■ Goal
Identify each line in the records below that contains the word "this", and copy it.

■ Exercise inputs
-=-=-

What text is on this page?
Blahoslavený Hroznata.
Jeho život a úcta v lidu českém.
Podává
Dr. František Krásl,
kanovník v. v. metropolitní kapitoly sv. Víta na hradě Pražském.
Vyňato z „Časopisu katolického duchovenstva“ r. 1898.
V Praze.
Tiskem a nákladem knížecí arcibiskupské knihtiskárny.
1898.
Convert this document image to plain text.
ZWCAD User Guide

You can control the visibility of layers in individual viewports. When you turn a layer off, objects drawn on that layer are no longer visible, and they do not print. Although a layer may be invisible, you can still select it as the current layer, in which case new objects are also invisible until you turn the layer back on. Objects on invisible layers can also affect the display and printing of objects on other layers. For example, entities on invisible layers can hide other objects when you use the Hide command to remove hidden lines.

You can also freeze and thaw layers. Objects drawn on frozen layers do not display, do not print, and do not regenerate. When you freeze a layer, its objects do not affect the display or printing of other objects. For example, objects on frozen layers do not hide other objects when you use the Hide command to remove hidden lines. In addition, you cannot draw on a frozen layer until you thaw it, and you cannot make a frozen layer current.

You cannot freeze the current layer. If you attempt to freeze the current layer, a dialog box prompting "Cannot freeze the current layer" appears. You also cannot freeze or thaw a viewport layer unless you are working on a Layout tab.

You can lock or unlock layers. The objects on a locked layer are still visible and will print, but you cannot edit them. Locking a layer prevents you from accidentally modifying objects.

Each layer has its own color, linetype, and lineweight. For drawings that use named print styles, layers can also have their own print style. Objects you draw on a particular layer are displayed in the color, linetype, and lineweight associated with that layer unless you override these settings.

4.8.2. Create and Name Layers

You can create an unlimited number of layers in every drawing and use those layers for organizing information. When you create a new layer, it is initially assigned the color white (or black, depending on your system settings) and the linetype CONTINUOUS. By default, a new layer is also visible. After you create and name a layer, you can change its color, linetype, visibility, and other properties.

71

-=-=-

■ Output of the exercise
What text is on this page?
Convert this document image to plain text.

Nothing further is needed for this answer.